Text shown: Begin

Knut Blom (14 February 1916 – 6 February 1996) was a Norwegian judge. He served as a Supreme Court Justice from 1968 to 1986.

He was born in Kristiania as a son of barrister Hans Jensen Blom (1875–1952) and Anna Martens Wingaard (1877–1947). He was a great-grandson of Oluf Petersen Wingaard. He finished his secondary education in 1934, started law studies and graduated with the cand.jur. degree in 1939. He was hired as a junior solicitor under Carl Fridtjof Rode in Melbu in the same year, and took over the attorney's office when Rode was called to naval duty shortly thereafter. From 1940 to 1942 Blom was a deputy judge in Jæren District Court, and from 1942 he was a junior solicitor under Sven Arntzen; from 1947 a partner. During the German occupation of Norway Blom had contacts in Hjemmefrontens Ledelse.

Blom was a lawyer until 1968, and worked as a defender in Oslo City Court from 1953 to 1956, Eidsivating Court of Appeal from 1956 to 1965 and the Supreme Court of Norway from 1965 to 1968. From 1968 to his retirement in 1986 he was a Supreme Court Justice. Legal-academic books include Sakførerens rettslige ansvar (1947) and Prisloven med kommentarer (1954).

He was decorated with the Defence Medal 1940–1945 and in 1978 the Royal Norwegian Order of St. Olav. He died in February 1996 in Oslo.

Text shown: End
Information given: Begin

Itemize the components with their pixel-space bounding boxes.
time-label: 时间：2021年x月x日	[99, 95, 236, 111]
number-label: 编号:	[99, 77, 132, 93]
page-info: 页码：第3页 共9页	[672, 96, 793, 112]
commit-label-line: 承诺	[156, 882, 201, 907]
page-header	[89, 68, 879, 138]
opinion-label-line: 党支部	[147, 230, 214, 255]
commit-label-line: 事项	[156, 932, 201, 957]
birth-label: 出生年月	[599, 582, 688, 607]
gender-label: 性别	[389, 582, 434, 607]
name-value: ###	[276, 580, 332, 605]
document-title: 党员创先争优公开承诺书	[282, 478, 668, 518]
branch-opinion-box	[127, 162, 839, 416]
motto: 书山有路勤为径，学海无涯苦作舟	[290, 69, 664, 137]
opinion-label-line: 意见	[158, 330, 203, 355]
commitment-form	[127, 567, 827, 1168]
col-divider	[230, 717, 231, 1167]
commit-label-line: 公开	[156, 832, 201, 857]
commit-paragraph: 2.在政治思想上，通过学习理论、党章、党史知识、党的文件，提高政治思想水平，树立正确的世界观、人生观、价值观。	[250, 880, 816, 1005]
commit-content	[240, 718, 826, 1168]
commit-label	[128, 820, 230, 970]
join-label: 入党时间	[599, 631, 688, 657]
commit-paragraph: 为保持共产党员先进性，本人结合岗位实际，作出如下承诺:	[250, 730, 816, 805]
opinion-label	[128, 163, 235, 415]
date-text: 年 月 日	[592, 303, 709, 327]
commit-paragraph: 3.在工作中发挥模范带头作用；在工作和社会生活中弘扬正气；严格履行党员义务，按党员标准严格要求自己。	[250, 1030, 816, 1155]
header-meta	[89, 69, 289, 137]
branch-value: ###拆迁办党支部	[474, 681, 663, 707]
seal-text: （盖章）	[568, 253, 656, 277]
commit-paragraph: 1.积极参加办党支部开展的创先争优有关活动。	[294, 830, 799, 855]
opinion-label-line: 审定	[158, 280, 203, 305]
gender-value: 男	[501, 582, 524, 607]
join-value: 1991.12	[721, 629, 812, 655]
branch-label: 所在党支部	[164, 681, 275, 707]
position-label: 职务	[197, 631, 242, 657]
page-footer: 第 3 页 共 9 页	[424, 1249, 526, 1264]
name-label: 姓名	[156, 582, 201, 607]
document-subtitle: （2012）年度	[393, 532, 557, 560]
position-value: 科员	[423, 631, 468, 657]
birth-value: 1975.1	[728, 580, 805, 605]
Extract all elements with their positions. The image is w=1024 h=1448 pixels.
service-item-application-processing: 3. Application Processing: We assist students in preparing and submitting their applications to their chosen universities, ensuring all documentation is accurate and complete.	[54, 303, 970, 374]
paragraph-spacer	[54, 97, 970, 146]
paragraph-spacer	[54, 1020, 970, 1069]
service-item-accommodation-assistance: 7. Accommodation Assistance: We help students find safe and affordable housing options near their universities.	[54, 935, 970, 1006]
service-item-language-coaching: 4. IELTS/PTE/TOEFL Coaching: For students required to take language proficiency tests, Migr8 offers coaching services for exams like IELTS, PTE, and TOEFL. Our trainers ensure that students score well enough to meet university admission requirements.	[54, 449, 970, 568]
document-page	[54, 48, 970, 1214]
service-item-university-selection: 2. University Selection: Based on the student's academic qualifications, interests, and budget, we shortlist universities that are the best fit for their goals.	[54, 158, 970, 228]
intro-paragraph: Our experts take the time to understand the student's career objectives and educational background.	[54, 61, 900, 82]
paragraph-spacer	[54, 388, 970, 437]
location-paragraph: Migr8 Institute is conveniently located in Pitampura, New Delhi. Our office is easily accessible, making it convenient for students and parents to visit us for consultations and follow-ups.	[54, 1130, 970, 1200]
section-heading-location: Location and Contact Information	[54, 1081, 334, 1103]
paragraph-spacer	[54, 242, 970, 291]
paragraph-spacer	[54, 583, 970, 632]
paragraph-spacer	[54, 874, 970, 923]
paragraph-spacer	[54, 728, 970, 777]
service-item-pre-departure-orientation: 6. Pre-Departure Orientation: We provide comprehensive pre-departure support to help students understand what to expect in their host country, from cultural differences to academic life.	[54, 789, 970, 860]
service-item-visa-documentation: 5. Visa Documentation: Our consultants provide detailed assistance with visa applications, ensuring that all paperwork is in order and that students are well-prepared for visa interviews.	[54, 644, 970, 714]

Information given: End

> _Assignment_
Copy the passage of the text on Knut Blom that runs from "Knut Blom (14" to "in Hjemmefrontens Ledelse.".

> _Finished exercise_
Knut Blom (14 February 1916 – 6 February 1996) was a Norwegian judge. He served as a Supreme Court Justice from 1968 to 1986.

He was born in Kristiania as a son of barrister Hans Jensen Blom (1875–1952) and Anna Martens Wingaard (1877–1947). He was a great-grandson of Oluf Petersen Wingaard. He finished his secondary education in 1934, started law studies and graduated with the cand.jur. degree in 1939. He was hired as a junior solicitor under Carl Fridtjof Rode in Melbu in the same year, and took over the attorney's office when Rode was called to naval duty shortly thereafter. From 1940 to 1942 Blom was a deputy judge in Jæren District Court, and from 1942 he was a junior solicitor under Sven Arntzen; from 1947 a partner. During the German occupation of Norway Blom had contacts in Hjemmefrontens Ledelse.